> _REQUEST_
Take the material below and write it all out again exactly.
□ □ □
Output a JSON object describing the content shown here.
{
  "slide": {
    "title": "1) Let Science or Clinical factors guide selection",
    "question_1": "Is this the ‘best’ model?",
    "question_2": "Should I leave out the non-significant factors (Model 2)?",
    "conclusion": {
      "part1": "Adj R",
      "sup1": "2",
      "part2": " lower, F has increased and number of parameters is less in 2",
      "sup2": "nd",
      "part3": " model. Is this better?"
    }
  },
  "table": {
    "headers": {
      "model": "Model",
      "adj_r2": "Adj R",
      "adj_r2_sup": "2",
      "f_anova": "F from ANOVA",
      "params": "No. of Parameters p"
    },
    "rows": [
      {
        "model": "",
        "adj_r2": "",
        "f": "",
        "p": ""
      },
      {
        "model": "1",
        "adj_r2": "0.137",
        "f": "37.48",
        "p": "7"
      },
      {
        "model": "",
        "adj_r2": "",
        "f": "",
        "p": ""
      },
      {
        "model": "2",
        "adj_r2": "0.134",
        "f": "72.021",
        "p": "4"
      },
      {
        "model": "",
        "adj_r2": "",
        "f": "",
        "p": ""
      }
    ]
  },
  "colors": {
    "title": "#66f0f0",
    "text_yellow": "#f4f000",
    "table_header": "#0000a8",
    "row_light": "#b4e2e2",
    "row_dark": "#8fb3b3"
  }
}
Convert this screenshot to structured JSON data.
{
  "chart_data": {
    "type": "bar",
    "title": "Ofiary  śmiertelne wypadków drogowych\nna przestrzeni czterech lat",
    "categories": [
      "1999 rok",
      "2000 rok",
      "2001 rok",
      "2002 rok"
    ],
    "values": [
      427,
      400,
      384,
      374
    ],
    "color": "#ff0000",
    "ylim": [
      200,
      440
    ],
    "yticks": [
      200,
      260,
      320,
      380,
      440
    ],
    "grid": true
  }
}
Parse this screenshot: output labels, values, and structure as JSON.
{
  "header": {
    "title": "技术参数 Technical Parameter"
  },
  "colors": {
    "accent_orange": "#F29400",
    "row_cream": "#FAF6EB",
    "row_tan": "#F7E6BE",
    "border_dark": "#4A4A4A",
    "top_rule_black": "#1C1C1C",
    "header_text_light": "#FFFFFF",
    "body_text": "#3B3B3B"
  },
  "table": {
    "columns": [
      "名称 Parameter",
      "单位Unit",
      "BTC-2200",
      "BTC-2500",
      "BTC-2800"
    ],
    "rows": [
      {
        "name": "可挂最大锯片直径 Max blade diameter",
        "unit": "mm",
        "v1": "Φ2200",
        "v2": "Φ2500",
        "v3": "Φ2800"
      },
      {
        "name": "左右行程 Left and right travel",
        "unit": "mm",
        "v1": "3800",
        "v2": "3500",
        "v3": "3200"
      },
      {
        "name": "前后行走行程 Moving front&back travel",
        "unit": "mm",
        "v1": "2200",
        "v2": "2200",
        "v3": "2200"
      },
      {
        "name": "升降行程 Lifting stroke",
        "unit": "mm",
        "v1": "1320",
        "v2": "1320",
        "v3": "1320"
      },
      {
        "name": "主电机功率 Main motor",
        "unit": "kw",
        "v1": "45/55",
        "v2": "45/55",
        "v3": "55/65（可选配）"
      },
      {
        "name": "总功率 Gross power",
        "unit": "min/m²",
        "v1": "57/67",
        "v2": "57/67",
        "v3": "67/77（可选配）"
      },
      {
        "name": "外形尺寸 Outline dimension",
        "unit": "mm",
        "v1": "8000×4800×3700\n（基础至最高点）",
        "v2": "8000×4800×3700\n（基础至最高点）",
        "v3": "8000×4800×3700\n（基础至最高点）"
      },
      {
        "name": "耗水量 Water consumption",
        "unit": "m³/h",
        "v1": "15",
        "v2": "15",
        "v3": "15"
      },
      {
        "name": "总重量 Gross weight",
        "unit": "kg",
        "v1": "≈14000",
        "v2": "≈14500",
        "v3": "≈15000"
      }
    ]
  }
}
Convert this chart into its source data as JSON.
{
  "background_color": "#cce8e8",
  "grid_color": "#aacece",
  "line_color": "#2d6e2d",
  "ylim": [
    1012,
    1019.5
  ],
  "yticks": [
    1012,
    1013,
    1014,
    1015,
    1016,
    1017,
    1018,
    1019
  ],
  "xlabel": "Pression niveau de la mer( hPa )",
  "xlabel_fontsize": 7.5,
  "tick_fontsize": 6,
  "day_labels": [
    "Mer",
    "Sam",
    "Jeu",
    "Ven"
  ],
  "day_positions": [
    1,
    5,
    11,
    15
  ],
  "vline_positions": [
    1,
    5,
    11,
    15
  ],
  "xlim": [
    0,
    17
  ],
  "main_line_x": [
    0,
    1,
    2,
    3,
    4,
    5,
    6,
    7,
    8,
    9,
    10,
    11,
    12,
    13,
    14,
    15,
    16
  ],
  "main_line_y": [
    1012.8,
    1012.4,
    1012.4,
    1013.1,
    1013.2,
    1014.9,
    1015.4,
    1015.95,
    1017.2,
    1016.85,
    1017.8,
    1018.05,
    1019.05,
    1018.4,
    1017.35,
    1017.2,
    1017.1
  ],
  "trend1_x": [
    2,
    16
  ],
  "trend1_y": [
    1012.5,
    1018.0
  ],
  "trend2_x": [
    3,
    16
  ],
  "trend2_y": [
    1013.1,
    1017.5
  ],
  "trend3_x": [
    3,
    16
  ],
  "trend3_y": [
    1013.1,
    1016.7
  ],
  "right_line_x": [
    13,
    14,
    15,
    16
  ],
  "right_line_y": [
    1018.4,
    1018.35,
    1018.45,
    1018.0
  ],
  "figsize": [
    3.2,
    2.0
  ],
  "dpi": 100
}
□ □ □
> _ANSWER_
Output a JSON object describing the content shown here.
{
  "slide": {
    "title": "1) Let Science or Clinical factors guide selection",
    "question_1": "Is this the ‘best’ model?",
    "question_2": "Should I leave out the non-significant factors (Model 2)?",
    "conclusion": {
      "part1": "Adj R",
      "sup1": "2",
      "part2": " lower, F has increased and number of parameters is less in 2",
      "sup2": "nd",
      "part3": " model. Is this better?"
    }
  },
  "table": {
    "headers": {
      "model": "Model",
      "adj_r2": "Adj R",
      "adj_r2_sup": "2",
      "f_anova": "F from ANOVA",
      "params": "No. of Parameters p"
    },
    "rows": [
      {
        "model": "",
        "adj_r2": "",
        "f": "",
        "p": ""
      },
      {
        "model": "1",
        "adj_r2": "0.137",
        "f": "37.48",
        "p": "7"
      },
      {
        "model": "",
        "adj_r2": "",
        "f": "",
        "p": ""
      },
      {
        "model": "2",
        "adj_r2": "0.134",
        "f": "72.021",
        "p": "4"
      },
      {
        "model": "",
        "adj_r2": "",
        "f": "",
        "p": ""
      }
    ]
  },
  "colors": {
    "title": "#66f0f0",
    "text_yellow": "#f4f000",
    "table_header": "#0000a8",
    "row_light": "#b4e2e2",
    "row_dark": "#8fb3b3"
  }
}
Convert this screenshot to structured JSON data.
{
  "chart_data": {
    "type": "bar",
    "title": "Ofiary  śmiertelne wypadków drogowych\nna przestrzeni czterech lat",
    "categories": [
      "1999 rok",
      "2000 rok",
      "2001 rok",
      "2002 rok"
    ],
    "values": [
      427,
      400,
      384,
      374
    ],
    "color": "#ff0000",
    "ylim": [
      200,
      440
    ],
    "yticks": [
      200,
      260,
      320,
      380,
      440
    ],
    "grid": true
  }
}
Parse this screenshot: output labels, values, and structure as JSON.
{
  "header": {
    "title": "技术参数 Technical Parameter"
  },
  "colors": {
    "accent_orange": "#F29400",
    "row_cream": "#FAF6EB",
    "row_tan": "#F7E6BE",
    "border_dark": "#4A4A4A",
    "top_rule_black": "#1C1C1C",
    "header_text_light": "#FFFFFF",
    "body_text": "#3B3B3B"
  },
  "table": {
    "columns": [
      "名称 Parameter",
      "单位Unit",
      "BTC-2200",
      "BTC-2500",
      "BTC-2800"
    ],
    "rows": [
      {
        "name": "可挂最大锯片直径 Max blade diameter",
        "unit": "mm",
        "v1": "Φ2200",
        "v2": "Φ2500",
        "v3": "Φ2800"
      },
      {
        "name": "左右行程 Left and right travel",
        "unit": "mm",
        "v1": "3800",
        "v2": "3500",
        "v3": "3200"
      },
      {
        "name": "前后行走行程 Moving front&back travel",
        "unit": "mm",
        "v1": "2200",
        "v2": "2200",
        "v3": "2200"
      },
      {
        "name": "升降行程 Lifting stroke",
        "unit": "mm",
        "v1": "1320",
        "v2": "1320",
        "v3": "1320"
      },
      {
        "name": "主电机功率 Main motor",
        "unit": "kw",
        "v1": "45/55",
        "v2": "45/55",
        "v3": "55/65（可选配）"
      },
      {
        "name": "总功率 Gross power",
        "unit": "min/m²",
        "v1": "57/67",
        "v2": "57/67",
        "v3": "67/77（可选配）"
      },
      {
        "name": "外形尺寸 Outline dimension",
        "unit": "mm",
        "v1": "8000×4800×3700\n（基础至最高点）",
        "v2": "8000×4800×3700\n（基础至最高点）",
        "v3": "8000×4800×3700\n（基础至最高点）"
      },
      {
        "name": "耗水量 Water consumption",
        "unit": "m³/h",
        "v1": "15",
        "v2": "15",
        "v3": "15"
      },
      {
        "name": "总重量 Gross weight",
        "unit": "kg",
        "v1": "≈14000",
        "v2": "≈14500",
        "v3": "≈15000"
      }
    ]
  }
}
Convert this chart into its source data as JSON.
{
  "background_color": "#cce8e8",
  "grid_color": "#aacece",
  "line_color": "#2d6e2d",
  "ylim": [
    1012,
    1019.5
  ],
  "yticks": [
    1012,
    1013,
    1014,
    1015,
    1016,
    1017,
    1018,
    1019
  ],
  "xlabel": "Pression niveau de la mer( hPa )",
  "xlabel_fontsize": 7.5,
  "tick_fontsize": 6,
  "day_labels": [
    "Mer",
    "Sam",
    "Jeu",
    "Ven"
  ],
  "day_positions": [
    1,
    5,
    11,
    15
  ],
  "vline_positions": [
    1,
    5,
    11,
    15
  ],
  "xlim": [
    0,
    17
  ],
  "main_line_x": [
    0,
    1,
    2,
    3,
    4,
    5,
    6,
    7,
    8,
    9,
    10,
    11,
    12,
    13,
    14,
    15,
    16
  ],
  "main_line_y": [
    1012.8,
    1012.4,
    1012.4,
    1013.1,
    1013.2,
    1014.9,
    1015.4,
    1015.95,
    1017.2,
    1016.85,
    1017.8,
    1018.05,
    1019.05,
    1018.4,
    1017.35,
    1017.2,
    1017.1
  ],
  "trend1_x": [
    2,
    16
  ],
  "trend1_y": [
    1012.5,
    1018.0
  ],
  "trend2_x": [
    3,
    16
  ],
  "trend2_y": [
    1013.1,
    1017.5
  ],
  "trend3_x": [
    3,
    16
  ],
  "trend3_y": [
    1013.1,
    1016.7
  ],
  "right_line_x": [
    13,
    14,
    15,
    16
  ],
  "right_line_y": [
    1018.4,
    1018.35,
    1018.45,
    1018.0
  ],
  "figsize": [
    3.2,
    2.0
  ],
  "dpi": 100
}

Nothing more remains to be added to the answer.